§ Material provided:
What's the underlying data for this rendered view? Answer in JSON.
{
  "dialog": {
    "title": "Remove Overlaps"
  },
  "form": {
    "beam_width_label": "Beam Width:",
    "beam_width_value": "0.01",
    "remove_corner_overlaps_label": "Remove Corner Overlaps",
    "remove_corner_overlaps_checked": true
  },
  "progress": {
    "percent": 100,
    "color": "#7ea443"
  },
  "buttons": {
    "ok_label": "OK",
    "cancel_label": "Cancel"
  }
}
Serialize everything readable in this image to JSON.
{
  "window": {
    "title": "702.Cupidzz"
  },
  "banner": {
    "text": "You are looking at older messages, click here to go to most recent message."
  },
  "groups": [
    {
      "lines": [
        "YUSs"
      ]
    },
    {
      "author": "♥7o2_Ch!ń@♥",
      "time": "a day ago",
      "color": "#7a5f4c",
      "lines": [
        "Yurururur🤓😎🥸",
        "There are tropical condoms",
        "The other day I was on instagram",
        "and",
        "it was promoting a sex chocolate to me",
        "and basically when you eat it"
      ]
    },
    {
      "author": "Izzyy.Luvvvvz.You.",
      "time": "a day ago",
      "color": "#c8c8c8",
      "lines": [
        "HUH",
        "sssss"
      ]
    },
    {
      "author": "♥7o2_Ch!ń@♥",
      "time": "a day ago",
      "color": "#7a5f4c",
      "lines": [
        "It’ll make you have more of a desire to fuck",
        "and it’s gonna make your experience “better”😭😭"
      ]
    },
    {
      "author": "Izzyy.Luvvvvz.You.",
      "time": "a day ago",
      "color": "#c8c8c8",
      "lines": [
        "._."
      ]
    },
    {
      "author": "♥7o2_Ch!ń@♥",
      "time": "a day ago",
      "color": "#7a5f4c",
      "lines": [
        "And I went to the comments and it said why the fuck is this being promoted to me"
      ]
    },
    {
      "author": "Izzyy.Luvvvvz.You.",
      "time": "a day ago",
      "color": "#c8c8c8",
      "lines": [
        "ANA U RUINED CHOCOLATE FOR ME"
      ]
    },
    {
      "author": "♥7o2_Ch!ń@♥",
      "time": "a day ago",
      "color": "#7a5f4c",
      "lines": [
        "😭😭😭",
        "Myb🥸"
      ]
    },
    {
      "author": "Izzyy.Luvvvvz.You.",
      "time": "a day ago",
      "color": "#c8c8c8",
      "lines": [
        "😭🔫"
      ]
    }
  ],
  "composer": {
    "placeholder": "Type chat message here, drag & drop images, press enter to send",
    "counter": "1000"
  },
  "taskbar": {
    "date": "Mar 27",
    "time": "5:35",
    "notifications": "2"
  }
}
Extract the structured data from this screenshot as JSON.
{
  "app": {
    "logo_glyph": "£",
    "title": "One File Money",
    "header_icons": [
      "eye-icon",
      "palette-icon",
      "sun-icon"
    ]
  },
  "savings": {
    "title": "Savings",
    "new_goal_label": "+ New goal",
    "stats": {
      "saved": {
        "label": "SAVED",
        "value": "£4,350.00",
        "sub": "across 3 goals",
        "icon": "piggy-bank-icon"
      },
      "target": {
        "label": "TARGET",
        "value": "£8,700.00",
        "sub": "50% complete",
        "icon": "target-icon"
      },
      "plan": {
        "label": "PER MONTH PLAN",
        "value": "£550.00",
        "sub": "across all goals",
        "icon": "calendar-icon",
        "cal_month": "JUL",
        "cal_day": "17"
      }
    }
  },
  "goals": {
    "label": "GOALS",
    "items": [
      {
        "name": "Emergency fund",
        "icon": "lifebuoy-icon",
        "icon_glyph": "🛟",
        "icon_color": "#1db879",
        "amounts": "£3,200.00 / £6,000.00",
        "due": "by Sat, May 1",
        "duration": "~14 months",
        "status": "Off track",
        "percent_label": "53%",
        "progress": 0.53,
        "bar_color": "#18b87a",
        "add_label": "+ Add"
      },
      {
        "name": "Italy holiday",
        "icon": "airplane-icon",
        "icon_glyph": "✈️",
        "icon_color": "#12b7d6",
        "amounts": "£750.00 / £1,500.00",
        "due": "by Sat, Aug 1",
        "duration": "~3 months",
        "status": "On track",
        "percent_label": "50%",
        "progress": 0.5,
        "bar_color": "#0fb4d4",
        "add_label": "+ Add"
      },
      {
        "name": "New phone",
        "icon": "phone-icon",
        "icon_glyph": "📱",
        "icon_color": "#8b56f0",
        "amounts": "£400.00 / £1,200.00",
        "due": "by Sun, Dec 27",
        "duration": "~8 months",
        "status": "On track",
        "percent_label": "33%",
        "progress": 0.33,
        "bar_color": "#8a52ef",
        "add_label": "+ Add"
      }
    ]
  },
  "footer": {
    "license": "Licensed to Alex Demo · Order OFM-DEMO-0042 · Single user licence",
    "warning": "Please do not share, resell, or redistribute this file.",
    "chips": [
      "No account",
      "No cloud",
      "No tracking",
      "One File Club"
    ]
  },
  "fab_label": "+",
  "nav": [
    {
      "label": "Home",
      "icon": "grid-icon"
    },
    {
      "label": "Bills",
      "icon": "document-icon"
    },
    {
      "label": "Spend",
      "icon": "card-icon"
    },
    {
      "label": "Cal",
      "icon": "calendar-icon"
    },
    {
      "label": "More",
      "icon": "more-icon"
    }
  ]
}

§ Written request: Return all of the above records exactly, leaving no line out.

§ Answer:
What's the underlying data for this rendered view? Answer in JSON.
{
  "dialog": {
    "title": "Remove Overlaps"
  },
  "form": {
    "beam_width_label": "Beam Width:",
    "beam_width_value": "0.01",
    "remove_corner_overlaps_label": "Remove Corner Overlaps",
    "remove_corner_overlaps_checked": true
  },
  "progress": {
    "percent": 100,
    "color": "#7ea443"
  },
  "buttons": {
    "ok_label": "OK",
    "cancel_label": "Cancel"
  }
}
Serialize everything readable in this image to JSON.
{
  "window": {
    "title": "702.Cupidzz"
  },
  "banner": {
    "text": "You are looking at older messages, click here to go to most recent message."
  },
  "groups": [
    {
      "lines": [
        "YUSs"
      ]
    },
    {
      "author": "♥7o2_Ch!ń@♥",
      "time": "a day ago",
      "color": "#7a5f4c",
      "lines": [
        "Yurururur🤓😎🥸",
        "There are tropical condoms",
        "The other day I was on instagram",
        "and",
        "it was promoting a sex chocolate to me",
        "and basically when you eat it"
      ]
    },
    {
      "author": "Izzyy.Luvvvvz.You.",
      "time": "a day ago",
      "color": "#c8c8c8",
      "lines": [
        "HUH",
        "sssss"
      ]
    },
    {
      "author": "♥7o2_Ch!ń@♥",
      "time": "a day ago",
      "color": "#7a5f4c",
      "lines": [
        "It’ll make you have more of a desire to fuck",
        "and it’s gonna make your experience “better”😭😭"
      ]
    },
    {
      "author": "Izzyy.Luvvvvz.You.",
      "time": "a day ago",
      "color": "#c8c8c8",
      "lines": [
        "._."
      ]
    },
    {
      "author": "♥7o2_Ch!ń@♥",
      "time": "a day ago",
      "color": "#7a5f4c",
      "lines": [
        "And I went to the comments and it said why the fuck is this being promoted to me"
      ]
    },
    {
      "author": "Izzyy.Luvvvvz.You.",
      "time": "a day ago",
      "color": "#c8c8c8",
      "lines": [
        "ANA U RUINED CHOCOLATE FOR ME"
      ]
    },
    {
      "author": "♥7o2_Ch!ń@♥",
      "time": "a day ago",
      "color": "#7a5f4c",
      "lines": [
        "😭😭😭",
        "Myb🥸"
      ]
    },
    {
      "author": "Izzyy.Luvvvvz.You.",
      "time": "a day ago",
      "color": "#c8c8c8",
      "lines": [
        "😭🔫"
      ]
    }
  ],
  "composer": {
    "placeholder": "Type chat message here, drag & drop images, press enter to send",
    "counter": "1000"
  },
  "taskbar": {
    "date": "Mar 27",
    "time": "5:35",
    "notifications": "2"
  }
}
Extract the structured data from this screenshot as JSON.
{
  "app": {
    "logo_glyph": "£",
    "title": "One File Money",
    "header_icons": [
      "eye-icon",
      "palette-icon",
      "sun-icon"
    ]
  },
  "savings": {
    "title": "Savings",
    "new_goal_label": "+ New goal",
    "stats": {
      "saved": {
        "label": "SAVED",
        "value": "£4,350.00",
        "sub": "across 3 goals",
        "icon": "piggy-bank-icon"
      },
      "target": {
        "label": "TARGET",
        "value": "£8,700.00",
        "sub": "50% complete",
        "icon": "target-icon"
      },
      "plan": {
        "label": "PER MONTH PLAN",
        "value": "£550.00",
        "sub": "across all goals",
        "icon": "calendar-icon",
        "cal_month": "JUL",
        "cal_day": "17"
      }
    }
  },
  "goals": {
    "label": "GOALS",
    "items": [
      {
        "name": "Emergency fund",
        "icon": "lifebuoy-icon",
        "icon_glyph": "🛟",
        "icon_color": "#1db879",
        "amounts": "£3,200.00 / £6,000.00",
        "due": "by Sat, May 1",
        "duration": "~14 months",
        "status": "Off track",
        "percent_label": "53%",
        "progress": 0.53,
        "bar_color": "#18b87a",
        "add_label": "+ Add"
      },
      {
        "name": "Italy holiday",
        "icon": "airplane-icon",
        "icon_glyph": "✈️",
        "icon_color": "#12b7d6",
        "amounts": "£750.00 / £1,500.00",
        "due": "by Sat, Aug 1",
        "duration": "~3 months",
        "status": "On track",
        "percent_label": "50%",
        "progress": 0.5,
        "bar_color": "#0fb4d4",
        "add_label": "+ Add"
      },
      {
        "name": "New phone",
        "icon": "phone-icon",
        "icon_glyph": "📱",
        "icon_color": "#8b56f0",
        "amounts": "£400.00 / £1,200.00",
        "due": "by Sun, Dec 27",
        "duration": "~8 months",
        "status": "On track",
        "percent_label": "33%",
        "progress": 0.33,
        "bar_color": "#8a52ef",
        "add_label": "+ Add"
      }
    ]
  },
  "footer": {
    "license": "Licensed to Alex Demo · Order OFM-DEMO-0042 · Single user licence",
    "warning": "Please do not share, resell, or redistribute this file.",
    "chips": [
      "No account",
      "No cloud",
      "No tracking",
      "One File Club"
    ]
  },
  "fab_label": "+",
  "nav": [
    {
      "label": "Home",
      "icon": "grid-icon"
    },
    {
      "label": "Bills",
      "icon": "document-icon"
    },
    {
      "label": "Spend",
      "icon": "card-icon"
    },
    {
      "label": "Cal",
      "icon": "calendar-icon"
    },
    {
      "label": "More",
      "icon": "more-icon"
    }
  ]
}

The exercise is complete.